_AIM_:
Pick out every line in the items below that contains the string "alarm", matching case exactly, and copy each one.

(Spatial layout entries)
┌──

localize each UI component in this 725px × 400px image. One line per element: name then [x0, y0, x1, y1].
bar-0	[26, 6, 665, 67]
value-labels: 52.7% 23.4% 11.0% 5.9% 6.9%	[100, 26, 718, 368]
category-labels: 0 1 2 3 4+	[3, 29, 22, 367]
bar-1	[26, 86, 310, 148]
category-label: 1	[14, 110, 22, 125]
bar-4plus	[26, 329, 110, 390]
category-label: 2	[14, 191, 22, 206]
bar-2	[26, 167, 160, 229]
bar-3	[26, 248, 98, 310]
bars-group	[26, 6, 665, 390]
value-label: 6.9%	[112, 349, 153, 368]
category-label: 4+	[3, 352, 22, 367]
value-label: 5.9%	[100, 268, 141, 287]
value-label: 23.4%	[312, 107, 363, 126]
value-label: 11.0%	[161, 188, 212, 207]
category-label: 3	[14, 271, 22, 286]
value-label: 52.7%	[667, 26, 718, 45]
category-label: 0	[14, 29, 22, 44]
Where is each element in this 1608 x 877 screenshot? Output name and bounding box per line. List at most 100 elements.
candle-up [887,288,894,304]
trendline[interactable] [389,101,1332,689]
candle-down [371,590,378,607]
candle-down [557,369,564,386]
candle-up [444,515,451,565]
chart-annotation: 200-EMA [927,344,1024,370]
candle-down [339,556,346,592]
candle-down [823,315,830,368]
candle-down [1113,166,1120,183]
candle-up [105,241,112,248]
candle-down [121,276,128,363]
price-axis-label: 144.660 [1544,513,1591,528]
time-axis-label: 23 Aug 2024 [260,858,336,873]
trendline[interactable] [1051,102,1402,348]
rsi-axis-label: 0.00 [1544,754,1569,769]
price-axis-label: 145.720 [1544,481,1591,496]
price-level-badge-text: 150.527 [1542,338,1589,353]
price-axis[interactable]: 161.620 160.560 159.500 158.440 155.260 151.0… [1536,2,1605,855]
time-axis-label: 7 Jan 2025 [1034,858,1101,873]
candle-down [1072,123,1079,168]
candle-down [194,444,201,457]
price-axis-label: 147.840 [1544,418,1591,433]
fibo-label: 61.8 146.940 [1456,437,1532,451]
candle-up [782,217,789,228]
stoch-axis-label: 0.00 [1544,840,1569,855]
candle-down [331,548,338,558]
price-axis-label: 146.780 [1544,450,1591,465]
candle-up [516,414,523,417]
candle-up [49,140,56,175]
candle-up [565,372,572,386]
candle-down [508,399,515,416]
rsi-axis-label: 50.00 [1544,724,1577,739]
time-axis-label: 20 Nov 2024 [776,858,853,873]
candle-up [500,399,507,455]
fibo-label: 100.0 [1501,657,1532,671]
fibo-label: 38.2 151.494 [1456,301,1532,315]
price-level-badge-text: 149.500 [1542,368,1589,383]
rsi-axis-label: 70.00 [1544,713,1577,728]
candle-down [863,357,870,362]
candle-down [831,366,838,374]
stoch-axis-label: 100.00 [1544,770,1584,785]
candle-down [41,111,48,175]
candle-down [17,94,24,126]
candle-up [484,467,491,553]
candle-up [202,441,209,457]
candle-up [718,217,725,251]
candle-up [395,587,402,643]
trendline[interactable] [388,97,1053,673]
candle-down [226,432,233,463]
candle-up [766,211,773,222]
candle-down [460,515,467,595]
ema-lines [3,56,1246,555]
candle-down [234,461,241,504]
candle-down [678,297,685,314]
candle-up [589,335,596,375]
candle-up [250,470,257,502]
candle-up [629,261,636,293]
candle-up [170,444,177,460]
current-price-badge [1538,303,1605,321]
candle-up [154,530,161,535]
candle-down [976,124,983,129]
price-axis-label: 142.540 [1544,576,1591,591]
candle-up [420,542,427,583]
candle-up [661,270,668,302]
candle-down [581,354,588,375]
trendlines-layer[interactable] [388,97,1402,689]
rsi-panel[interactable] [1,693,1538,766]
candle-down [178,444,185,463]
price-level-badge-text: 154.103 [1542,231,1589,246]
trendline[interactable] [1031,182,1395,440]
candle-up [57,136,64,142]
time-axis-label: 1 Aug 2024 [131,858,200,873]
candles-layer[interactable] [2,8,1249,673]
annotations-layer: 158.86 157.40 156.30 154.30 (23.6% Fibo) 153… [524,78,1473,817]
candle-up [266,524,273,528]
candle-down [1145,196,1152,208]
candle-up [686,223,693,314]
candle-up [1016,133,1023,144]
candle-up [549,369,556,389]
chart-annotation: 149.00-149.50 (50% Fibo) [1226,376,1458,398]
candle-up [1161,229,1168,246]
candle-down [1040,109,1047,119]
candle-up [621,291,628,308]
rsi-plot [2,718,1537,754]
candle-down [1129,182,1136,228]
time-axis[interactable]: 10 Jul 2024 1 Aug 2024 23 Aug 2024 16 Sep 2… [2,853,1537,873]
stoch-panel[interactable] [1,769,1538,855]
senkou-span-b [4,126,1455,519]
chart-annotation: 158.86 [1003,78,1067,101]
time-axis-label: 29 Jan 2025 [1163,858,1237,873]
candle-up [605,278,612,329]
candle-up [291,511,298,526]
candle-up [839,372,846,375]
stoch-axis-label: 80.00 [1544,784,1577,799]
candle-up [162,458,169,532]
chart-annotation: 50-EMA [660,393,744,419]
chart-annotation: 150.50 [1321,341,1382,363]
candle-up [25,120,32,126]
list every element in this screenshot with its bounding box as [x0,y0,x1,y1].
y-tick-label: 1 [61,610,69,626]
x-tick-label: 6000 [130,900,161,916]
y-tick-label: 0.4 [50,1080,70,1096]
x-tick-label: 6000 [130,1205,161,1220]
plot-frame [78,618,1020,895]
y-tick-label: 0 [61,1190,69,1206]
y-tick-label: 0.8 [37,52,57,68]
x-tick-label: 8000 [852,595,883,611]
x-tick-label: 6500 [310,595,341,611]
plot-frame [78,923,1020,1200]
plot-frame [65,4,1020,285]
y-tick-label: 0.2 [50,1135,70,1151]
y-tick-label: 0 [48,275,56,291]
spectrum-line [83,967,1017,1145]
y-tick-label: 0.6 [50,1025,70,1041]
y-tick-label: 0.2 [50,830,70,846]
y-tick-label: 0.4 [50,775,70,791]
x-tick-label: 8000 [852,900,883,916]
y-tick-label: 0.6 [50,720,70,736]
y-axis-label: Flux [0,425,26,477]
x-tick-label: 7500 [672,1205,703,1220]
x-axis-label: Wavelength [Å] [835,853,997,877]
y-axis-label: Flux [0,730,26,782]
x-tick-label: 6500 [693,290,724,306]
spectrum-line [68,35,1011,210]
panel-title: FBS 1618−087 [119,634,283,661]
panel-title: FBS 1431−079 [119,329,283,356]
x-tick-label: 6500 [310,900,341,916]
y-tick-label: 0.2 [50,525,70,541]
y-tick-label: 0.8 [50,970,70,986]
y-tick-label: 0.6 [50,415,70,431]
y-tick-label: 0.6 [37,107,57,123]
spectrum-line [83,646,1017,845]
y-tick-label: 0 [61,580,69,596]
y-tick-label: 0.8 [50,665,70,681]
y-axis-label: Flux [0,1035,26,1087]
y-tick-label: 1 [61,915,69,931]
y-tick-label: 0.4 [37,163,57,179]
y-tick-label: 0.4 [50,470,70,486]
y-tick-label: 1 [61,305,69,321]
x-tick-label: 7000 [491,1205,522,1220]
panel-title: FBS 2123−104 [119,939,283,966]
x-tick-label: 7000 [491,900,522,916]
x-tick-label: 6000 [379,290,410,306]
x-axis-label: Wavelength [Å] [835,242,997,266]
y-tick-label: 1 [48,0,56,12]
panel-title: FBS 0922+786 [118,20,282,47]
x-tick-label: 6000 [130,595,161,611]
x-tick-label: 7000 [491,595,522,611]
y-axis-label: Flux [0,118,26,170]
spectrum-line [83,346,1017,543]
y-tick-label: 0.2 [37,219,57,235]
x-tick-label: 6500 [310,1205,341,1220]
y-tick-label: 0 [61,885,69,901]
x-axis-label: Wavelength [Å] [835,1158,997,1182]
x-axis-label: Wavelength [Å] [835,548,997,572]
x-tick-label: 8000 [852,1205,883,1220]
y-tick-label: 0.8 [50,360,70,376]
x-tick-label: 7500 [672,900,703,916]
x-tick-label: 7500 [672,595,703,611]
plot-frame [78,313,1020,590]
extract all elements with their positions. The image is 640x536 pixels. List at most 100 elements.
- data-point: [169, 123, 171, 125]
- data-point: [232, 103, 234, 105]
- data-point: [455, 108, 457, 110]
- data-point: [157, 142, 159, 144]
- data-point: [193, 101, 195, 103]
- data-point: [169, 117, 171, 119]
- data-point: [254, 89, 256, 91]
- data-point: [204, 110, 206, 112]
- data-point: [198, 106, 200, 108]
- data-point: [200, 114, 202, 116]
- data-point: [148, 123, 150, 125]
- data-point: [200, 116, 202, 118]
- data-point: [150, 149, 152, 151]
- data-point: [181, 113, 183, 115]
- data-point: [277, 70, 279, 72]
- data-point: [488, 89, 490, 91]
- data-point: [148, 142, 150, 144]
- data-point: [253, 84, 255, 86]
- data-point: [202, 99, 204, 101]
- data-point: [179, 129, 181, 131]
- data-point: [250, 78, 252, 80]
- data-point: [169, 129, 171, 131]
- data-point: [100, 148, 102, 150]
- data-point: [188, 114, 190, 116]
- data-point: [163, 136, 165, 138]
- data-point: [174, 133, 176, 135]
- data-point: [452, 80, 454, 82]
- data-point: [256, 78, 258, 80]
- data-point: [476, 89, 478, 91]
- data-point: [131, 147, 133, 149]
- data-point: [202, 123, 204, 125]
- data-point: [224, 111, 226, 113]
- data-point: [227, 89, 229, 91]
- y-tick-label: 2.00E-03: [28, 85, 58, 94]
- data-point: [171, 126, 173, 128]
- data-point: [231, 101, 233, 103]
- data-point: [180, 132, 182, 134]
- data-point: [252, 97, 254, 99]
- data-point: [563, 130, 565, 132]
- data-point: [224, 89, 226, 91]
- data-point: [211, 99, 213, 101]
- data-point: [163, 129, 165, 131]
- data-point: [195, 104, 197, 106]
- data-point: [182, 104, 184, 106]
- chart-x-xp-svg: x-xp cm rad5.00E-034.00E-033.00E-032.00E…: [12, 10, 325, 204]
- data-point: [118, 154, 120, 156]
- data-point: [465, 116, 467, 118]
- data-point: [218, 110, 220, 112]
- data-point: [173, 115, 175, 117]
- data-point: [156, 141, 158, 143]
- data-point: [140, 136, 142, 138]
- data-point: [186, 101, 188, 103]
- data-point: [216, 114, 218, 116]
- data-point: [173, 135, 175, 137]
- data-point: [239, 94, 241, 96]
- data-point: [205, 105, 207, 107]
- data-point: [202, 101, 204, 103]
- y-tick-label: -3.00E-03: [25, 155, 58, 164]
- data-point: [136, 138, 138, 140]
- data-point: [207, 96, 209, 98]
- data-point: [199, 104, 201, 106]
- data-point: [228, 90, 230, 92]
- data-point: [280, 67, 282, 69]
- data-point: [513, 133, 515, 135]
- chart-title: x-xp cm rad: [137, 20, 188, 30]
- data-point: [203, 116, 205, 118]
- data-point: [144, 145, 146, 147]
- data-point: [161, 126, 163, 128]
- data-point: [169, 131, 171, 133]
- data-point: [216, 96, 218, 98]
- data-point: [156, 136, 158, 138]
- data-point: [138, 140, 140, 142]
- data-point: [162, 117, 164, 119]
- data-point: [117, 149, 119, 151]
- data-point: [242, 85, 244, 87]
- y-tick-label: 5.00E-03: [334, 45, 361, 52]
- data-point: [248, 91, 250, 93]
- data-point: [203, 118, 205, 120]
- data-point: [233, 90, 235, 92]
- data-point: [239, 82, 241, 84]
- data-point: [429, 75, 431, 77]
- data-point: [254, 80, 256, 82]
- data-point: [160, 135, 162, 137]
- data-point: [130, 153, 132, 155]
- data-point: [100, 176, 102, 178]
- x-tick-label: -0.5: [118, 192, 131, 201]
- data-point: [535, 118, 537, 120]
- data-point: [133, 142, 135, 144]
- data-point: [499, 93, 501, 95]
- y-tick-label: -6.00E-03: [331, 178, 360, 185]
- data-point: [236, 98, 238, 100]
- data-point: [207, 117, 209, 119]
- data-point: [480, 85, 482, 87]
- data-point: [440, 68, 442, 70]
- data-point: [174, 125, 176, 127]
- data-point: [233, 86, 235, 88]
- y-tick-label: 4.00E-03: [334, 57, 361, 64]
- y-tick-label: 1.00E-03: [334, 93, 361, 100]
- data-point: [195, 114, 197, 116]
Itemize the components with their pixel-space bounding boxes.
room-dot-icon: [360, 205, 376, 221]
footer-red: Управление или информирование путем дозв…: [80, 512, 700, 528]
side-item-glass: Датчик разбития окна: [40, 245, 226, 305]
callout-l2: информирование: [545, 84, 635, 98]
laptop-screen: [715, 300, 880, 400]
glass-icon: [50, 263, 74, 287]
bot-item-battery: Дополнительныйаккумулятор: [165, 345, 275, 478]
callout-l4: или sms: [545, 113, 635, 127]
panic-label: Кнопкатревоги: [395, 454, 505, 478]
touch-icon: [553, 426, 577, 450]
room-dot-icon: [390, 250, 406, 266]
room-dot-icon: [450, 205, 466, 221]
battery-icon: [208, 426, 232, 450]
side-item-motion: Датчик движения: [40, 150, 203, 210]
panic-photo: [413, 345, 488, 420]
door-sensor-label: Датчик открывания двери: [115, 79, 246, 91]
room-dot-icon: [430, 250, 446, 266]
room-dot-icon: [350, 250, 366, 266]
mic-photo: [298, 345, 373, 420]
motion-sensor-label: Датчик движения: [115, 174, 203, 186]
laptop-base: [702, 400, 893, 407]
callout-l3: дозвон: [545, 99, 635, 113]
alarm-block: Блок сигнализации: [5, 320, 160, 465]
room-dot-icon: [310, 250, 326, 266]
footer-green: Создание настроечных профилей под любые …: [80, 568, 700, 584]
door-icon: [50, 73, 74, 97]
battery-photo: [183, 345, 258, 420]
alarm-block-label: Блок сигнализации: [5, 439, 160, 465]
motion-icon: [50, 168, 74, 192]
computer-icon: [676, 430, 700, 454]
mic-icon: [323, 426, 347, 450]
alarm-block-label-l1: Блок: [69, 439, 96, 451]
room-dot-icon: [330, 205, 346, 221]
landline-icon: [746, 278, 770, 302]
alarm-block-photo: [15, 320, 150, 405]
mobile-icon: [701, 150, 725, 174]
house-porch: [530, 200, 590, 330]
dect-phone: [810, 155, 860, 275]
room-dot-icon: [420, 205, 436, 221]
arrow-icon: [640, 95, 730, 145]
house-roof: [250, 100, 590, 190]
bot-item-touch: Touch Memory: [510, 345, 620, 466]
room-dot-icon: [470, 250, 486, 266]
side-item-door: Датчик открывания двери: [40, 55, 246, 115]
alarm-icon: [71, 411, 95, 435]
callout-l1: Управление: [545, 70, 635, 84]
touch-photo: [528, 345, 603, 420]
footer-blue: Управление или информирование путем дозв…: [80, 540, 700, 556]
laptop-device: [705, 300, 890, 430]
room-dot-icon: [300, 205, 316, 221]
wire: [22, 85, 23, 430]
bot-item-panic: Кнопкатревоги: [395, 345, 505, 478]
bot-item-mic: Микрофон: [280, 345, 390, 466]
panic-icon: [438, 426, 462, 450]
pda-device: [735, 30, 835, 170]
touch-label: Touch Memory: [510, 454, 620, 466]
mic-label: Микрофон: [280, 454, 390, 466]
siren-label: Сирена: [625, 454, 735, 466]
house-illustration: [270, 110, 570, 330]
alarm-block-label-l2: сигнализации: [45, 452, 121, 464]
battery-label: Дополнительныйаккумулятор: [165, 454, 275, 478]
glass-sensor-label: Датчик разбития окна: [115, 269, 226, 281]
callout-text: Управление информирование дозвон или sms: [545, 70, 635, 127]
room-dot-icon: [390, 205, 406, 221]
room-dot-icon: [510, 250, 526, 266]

└──

_ANSWER_:
alarm-block: Блок сигнализации: [5, 320, 160, 465]
alarm-block-label: Блок сигнализации: [5, 439, 160, 465]
alarm-block-label-l1: Блок: [69, 439, 96, 451]
alarm-block-photo: [15, 320, 150, 405]
alarm-icon: [71, 411, 95, 435]
alarm-block-label-l2: сигнализации: [45, 452, 121, 464]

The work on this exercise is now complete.